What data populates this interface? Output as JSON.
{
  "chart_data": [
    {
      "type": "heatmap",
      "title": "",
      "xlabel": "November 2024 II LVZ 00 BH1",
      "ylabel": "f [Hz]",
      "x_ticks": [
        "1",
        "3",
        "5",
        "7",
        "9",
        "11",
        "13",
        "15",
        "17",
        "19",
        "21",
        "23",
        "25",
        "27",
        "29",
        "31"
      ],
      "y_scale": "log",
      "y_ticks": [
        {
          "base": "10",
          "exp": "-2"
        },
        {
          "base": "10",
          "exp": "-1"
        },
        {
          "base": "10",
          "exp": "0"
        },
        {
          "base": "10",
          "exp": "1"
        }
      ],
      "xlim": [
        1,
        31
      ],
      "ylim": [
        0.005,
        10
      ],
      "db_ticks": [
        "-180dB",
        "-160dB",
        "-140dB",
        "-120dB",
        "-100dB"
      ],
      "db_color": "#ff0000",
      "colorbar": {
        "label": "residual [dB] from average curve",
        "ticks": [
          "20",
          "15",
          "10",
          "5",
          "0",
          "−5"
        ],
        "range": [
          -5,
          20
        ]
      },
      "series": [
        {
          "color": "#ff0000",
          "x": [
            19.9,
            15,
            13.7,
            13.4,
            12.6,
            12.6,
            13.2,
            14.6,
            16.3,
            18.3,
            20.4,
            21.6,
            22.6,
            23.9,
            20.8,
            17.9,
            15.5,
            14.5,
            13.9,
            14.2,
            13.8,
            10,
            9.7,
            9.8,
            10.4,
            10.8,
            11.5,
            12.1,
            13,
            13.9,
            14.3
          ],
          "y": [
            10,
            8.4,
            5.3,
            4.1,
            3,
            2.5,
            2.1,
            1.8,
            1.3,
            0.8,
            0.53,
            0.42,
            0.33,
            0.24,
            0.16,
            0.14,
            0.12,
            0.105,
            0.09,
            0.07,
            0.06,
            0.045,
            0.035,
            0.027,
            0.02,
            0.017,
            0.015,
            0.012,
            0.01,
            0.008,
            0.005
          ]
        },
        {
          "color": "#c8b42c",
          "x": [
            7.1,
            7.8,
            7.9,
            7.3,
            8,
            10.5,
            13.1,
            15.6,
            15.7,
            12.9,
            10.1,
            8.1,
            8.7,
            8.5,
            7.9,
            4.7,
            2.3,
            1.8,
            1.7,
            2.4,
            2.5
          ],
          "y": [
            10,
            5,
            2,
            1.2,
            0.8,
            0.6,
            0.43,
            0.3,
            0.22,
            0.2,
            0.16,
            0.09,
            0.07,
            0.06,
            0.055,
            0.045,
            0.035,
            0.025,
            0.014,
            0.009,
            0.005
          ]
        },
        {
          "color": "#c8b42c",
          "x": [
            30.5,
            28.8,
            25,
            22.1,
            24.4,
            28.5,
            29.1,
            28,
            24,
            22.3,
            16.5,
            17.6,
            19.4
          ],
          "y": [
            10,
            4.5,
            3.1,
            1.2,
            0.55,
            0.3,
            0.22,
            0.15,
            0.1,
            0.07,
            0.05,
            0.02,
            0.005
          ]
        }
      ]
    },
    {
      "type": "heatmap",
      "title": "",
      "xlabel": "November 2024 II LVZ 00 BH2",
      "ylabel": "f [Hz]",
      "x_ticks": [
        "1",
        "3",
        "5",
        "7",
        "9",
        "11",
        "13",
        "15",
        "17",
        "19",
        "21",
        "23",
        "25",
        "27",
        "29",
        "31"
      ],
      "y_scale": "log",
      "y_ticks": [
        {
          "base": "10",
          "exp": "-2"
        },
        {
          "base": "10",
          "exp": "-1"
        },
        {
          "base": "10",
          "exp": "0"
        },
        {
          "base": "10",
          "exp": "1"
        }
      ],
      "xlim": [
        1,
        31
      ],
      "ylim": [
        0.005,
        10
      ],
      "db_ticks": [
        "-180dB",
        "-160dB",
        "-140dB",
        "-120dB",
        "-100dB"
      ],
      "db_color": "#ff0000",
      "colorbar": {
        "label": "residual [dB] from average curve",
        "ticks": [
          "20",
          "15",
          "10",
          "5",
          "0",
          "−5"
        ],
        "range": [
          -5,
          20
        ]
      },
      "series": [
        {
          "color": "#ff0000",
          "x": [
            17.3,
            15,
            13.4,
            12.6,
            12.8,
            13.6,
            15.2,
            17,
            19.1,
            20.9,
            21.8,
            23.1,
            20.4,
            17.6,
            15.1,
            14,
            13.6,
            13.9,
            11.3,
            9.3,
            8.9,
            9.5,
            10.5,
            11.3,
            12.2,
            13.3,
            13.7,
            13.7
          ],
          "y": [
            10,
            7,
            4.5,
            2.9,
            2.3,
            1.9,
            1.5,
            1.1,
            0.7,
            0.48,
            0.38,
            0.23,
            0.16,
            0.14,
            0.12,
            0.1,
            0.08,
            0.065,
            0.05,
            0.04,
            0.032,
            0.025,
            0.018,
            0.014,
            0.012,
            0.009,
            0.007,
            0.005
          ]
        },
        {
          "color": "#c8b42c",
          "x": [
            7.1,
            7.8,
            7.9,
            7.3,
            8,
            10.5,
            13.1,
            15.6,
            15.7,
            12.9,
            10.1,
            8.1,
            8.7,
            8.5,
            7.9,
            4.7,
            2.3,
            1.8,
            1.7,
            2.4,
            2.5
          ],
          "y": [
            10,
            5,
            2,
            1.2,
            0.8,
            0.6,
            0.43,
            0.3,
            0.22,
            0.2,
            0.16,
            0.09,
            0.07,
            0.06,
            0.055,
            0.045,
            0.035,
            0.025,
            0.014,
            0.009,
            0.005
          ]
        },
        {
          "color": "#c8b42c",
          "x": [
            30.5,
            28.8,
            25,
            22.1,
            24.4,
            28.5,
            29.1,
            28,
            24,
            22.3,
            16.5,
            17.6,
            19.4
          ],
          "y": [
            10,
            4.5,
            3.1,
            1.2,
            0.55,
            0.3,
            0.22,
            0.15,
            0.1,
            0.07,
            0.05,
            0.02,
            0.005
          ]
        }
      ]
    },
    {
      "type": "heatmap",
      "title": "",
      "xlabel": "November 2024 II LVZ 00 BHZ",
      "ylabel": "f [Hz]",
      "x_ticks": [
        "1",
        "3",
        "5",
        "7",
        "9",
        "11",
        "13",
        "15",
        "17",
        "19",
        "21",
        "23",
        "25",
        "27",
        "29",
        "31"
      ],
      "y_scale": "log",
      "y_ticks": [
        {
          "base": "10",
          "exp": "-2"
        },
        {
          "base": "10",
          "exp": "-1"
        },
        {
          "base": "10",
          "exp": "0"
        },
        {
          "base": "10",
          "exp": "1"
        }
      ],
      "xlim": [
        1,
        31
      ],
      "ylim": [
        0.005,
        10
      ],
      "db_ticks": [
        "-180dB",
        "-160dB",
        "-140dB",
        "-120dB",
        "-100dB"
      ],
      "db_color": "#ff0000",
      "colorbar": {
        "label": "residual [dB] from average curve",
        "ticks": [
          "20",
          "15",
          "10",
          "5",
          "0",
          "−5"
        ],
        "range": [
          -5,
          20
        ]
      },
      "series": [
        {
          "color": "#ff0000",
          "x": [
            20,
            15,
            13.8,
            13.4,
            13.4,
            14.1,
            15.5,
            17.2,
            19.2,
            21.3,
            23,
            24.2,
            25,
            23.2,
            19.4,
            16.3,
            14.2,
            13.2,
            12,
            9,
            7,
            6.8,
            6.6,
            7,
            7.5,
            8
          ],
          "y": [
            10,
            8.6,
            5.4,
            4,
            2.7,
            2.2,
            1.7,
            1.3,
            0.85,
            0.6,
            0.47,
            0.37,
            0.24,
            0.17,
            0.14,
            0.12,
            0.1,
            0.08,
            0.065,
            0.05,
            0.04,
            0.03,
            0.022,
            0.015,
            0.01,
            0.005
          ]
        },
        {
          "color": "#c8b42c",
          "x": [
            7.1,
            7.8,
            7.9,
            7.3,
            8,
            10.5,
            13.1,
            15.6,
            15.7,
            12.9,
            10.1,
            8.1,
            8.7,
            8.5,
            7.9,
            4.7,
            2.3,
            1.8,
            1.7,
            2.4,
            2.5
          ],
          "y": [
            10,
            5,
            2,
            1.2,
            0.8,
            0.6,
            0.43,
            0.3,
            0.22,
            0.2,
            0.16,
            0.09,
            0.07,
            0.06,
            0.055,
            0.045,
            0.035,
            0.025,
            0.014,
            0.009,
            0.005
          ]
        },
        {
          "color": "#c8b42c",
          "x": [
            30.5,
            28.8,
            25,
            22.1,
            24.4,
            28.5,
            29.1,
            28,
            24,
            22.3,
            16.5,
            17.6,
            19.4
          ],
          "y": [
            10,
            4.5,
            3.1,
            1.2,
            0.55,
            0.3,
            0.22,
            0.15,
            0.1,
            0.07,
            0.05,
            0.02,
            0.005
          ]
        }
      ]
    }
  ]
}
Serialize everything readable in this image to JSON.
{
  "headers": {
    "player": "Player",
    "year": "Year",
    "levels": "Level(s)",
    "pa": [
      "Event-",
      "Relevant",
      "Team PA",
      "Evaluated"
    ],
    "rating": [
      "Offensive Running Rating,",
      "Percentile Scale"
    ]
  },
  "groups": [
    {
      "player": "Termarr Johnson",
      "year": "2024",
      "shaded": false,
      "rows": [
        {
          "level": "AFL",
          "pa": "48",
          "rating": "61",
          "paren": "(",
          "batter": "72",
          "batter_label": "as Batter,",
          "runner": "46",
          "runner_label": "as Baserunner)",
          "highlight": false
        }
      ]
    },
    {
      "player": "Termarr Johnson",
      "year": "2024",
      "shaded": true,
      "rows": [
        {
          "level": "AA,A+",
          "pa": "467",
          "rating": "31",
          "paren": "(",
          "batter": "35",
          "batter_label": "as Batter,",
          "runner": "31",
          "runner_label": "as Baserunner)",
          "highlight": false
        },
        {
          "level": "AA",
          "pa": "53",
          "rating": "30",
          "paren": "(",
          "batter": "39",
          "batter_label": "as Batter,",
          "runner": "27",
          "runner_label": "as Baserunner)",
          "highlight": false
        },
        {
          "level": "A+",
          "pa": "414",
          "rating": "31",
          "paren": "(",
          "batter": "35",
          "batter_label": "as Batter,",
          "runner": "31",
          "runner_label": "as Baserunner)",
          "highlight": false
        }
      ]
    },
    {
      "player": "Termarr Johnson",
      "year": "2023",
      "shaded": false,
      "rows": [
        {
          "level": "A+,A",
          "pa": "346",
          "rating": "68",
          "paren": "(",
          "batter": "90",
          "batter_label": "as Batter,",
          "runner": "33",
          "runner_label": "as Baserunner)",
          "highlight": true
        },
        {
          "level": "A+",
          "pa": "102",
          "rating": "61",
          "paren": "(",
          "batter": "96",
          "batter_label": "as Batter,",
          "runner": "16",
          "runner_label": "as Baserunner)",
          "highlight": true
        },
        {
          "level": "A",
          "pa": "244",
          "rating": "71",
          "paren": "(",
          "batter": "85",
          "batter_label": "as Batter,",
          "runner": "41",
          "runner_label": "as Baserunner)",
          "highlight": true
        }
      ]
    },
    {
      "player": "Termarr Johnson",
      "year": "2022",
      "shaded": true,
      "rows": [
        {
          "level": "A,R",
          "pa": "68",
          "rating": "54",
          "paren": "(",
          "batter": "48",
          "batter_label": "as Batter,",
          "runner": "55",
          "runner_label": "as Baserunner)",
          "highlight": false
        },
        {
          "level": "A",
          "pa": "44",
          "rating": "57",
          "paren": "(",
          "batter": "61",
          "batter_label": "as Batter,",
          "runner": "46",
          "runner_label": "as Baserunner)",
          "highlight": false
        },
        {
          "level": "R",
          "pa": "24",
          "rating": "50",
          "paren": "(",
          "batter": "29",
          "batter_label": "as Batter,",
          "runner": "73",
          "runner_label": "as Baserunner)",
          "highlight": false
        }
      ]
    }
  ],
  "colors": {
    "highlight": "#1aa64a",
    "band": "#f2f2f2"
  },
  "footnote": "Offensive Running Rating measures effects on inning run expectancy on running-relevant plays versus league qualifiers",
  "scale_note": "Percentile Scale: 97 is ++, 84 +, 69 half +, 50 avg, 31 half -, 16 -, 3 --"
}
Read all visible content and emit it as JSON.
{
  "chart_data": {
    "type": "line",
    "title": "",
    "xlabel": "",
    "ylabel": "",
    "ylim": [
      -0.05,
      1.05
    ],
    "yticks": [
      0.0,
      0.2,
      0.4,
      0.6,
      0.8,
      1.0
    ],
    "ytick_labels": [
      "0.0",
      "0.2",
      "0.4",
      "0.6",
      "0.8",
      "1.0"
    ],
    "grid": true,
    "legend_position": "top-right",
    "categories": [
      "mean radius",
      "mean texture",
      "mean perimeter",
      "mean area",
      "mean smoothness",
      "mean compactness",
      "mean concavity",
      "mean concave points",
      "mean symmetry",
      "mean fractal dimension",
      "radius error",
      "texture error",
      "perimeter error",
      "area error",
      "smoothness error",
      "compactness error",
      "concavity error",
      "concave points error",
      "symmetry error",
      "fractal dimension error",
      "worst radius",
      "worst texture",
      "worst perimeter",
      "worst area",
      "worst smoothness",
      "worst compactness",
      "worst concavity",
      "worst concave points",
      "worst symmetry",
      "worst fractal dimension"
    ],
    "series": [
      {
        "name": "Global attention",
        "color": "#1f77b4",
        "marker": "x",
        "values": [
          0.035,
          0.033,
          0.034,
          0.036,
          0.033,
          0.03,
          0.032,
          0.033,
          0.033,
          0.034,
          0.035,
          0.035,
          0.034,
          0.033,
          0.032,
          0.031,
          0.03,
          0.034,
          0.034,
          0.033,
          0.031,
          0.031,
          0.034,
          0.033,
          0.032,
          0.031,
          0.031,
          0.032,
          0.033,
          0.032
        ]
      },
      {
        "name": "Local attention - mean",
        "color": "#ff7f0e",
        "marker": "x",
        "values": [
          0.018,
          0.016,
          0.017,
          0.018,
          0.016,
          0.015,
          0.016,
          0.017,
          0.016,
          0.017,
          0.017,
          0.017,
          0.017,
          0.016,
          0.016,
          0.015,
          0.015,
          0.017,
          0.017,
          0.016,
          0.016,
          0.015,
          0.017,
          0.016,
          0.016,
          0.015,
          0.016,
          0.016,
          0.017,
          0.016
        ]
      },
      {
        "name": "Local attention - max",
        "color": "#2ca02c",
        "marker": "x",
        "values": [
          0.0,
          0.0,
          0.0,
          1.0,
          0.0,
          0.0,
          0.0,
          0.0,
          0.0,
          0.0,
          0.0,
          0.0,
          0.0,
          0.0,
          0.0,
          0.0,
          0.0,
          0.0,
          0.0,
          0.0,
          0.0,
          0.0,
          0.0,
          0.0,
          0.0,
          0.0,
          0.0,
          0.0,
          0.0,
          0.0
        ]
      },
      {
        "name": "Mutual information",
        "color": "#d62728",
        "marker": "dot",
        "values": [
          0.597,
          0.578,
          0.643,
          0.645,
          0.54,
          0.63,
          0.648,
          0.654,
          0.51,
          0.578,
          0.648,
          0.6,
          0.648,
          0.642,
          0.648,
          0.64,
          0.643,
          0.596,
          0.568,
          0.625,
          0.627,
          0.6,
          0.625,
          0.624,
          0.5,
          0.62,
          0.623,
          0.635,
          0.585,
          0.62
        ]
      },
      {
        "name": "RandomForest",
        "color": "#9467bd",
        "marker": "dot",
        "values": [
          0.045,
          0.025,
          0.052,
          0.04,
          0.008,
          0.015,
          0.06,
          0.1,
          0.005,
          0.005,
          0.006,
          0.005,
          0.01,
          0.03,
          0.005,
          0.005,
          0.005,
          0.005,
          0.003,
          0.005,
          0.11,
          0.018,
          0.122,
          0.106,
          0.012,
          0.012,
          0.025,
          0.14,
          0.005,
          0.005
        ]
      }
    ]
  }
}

•••••

Objective>
Find each line holding "name". Copy it out.

Full answer>
        "name": "Global attention",
        "name": "Local attention - mean",
        "name": "Local attention - max",
        "name": "Mutual information",
        "name": "RandomForest",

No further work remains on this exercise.